Could you give the data below again, exactly and completely?

======

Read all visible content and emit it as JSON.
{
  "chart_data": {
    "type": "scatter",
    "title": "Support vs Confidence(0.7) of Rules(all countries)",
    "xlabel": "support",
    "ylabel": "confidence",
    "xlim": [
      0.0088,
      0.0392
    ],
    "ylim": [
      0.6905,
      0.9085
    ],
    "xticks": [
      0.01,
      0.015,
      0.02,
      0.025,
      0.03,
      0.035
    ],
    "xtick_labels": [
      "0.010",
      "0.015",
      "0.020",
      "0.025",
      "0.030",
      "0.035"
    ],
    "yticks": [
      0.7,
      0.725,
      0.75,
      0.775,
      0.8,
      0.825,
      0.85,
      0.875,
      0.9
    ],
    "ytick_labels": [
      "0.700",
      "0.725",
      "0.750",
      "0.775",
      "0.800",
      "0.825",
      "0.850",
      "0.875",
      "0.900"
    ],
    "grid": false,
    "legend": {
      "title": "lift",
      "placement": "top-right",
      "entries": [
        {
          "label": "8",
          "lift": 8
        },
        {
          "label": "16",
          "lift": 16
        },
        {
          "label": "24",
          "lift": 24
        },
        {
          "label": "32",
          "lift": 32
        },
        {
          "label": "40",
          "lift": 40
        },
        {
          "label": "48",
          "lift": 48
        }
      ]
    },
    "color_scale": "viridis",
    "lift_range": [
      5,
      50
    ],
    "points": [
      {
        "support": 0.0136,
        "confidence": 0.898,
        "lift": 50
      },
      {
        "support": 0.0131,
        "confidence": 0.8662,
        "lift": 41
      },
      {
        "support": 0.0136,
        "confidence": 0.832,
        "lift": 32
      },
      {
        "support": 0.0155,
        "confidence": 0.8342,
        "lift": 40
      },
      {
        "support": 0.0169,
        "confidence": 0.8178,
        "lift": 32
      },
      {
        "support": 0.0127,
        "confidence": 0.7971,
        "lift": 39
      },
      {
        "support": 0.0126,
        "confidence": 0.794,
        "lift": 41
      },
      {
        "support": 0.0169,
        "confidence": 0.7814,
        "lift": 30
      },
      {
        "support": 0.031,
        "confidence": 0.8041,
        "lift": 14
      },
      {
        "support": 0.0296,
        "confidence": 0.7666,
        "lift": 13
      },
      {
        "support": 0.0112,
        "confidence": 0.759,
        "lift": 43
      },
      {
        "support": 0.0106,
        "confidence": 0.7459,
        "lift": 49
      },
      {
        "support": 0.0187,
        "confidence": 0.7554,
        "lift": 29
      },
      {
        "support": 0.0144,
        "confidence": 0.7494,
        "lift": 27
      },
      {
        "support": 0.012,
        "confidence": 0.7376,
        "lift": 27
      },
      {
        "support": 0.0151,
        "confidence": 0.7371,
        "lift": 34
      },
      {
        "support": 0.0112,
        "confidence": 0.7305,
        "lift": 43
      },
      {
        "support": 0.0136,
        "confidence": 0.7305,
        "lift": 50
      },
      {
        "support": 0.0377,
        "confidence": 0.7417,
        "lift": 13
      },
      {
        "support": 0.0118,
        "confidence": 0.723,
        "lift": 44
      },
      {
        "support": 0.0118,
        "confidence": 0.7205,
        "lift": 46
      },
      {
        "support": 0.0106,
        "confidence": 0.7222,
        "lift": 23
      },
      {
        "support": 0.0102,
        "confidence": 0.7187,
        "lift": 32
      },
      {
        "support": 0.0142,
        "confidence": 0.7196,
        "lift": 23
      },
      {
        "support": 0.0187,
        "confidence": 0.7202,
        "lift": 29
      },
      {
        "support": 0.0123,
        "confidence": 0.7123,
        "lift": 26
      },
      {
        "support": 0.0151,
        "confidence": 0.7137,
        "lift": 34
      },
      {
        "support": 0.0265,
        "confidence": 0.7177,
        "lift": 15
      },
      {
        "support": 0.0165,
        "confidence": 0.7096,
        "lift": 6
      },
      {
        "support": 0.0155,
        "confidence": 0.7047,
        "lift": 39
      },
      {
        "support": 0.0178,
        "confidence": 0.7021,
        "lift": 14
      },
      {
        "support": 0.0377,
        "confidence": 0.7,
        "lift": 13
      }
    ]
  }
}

======

### Result of the task:
Read all visible content and emit it as JSON.
{
  "chart_data": {
    "type": "scatter",
    "title": "Support vs Confidence(0.7) of Rules(all countries)",
    "xlabel": "support",
    "ylabel": "confidence",
    "xlim": [
      0.0088,
      0.0392
    ],
    "ylim": [
      0.6905,
      0.9085
    ],
    "xticks": [
      0.01,
      0.015,
      0.02,
      0.025,
      0.03,
      0.035
    ],
    "xtick_labels": [
      "0.010",
      "0.015",
      "0.020",
      "0.025",
      "0.030",
      "0.035"
    ],
    "yticks": [
      0.7,
      0.725,
      0.75,
      0.775,
      0.8,
      0.825,
      0.85,
      0.875,
      0.9
    ],
    "ytick_labels": [
      "0.700",
      "0.725",
      "0.750",
      "0.775",
      "0.800",
      "0.825",
      "0.850",
      "0.875",
      "0.900"
    ],
    "grid": false,
    "legend": {
      "title": "lift",
      "placement": "top-right",
      "entries": [
        {
          "label": "8",
          "lift": 8
        },
        {
          "label": "16",
          "lift": 16
        },
        {
          "label": "24",
          "lift": 24
        },
        {
          "label": "32",
          "lift": 32
        },
        {
          "label": "40",
          "lift": 40
        },
        {
          "label": "48",
          "lift": 48
        }
      ]
    },
    "color_scale": "viridis",
    "lift_range": [
      5,
      50
    ],
    "points": [
      {
        "support": 0.0136,
        "confidence": 0.898,
        "lift": 50
      },
      {
        "support": 0.0131,
        "confidence": 0.8662,
        "lift": 41
      },
      {
        "support": 0.0136,
        "confidence": 0.832,
        "lift": 32
      },
      {
        "support": 0.0155,
        "confidence": 0.8342,
        "lift": 40
      },
      {
        "support": 0.0169,
        "confidence": 0.8178,
        "lift": 32
      },
      {
        "support": 0.0127,
        "confidence": 0.7971,
        "lift": 39
      },
      {
        "support": 0.0126,
        "confidence": 0.794,
        "lift": 41
      },
      {
        "support": 0.0169,
        "confidence": 0.7814,
        "lift": 30
      },
      {
        "support": 0.031,
        "confidence": 0.8041,
        "lift": 14
      },
      {
        "support": 0.0296,
        "confidence": 0.7666,
        "lift": 13
      },
      {
        "support": 0.0112,
        "confidence": 0.759,
        "lift": 43
      },
      {
        "support": 0.0106,
        "confidence": 0.7459,
        "lift": 49
      },
      {
        "support": 0.0187,
        "confidence": 0.7554,
        "lift": 29
      },
      {
        "support": 0.0144,
        "confidence": 0.7494,
        "lift": 27
      },
      {
        "support": 0.012,
        "confidence": 0.7376,
        "lift": 27
      },
      {
        "support": 0.0151,
        "confidence": 0.7371,
        "lift": 34
      },
      {
        "support": 0.0112,
        "confidence": 0.7305,
        "lift": 43
      },
      {
        "support": 0.0136,
        "confidence": 0.7305,
        "lift": 50
      },
      {
        "support": 0.0377,
        "confidence": 0.7417,
        "lift": 13
      },
      {
        "support": 0.0118,
        "confidence": 0.723,
        "lift": 44
      },
      {
        "support": 0.0118,
        "confidence": 0.7205,
        "lift": 46
      },
      {
        "support": 0.0106,
        "confidence": 0.7222,
        "lift": 23
      },
      {
        "support": 0.0102,
        "confidence": 0.7187,
        "lift": 32
      },
      {
        "support": 0.0142,
        "confidence": 0.7196,
        "lift": 23
      },
      {
        "support": 0.0187,
        "confidence": 0.7202,
        "lift": 29
      },
      {
        "support": 0.0123,
        "confidence": 0.7123,
        "lift": 26
      },
      {
        "support": 0.0151,
        "confidence": 0.7137,
        "lift": 34
      },
      {
        "support": 0.0265,
        "confidence": 0.7177,
        "lift": 15
      },
      {
        "support": 0.0165,
        "confidence": 0.7096,
        "lift": 6
      },
      {
        "support": 0.0155,
        "confidence": 0.7047,
        "lift": 39
      },
      {
        "support": 0.0178,
        "confidence": 0.7021,
        "lift": 14
      },
      {
        "support": 0.0377,
        "confidence": 0.7,
        "lift": 13
      }
    ]
  }
}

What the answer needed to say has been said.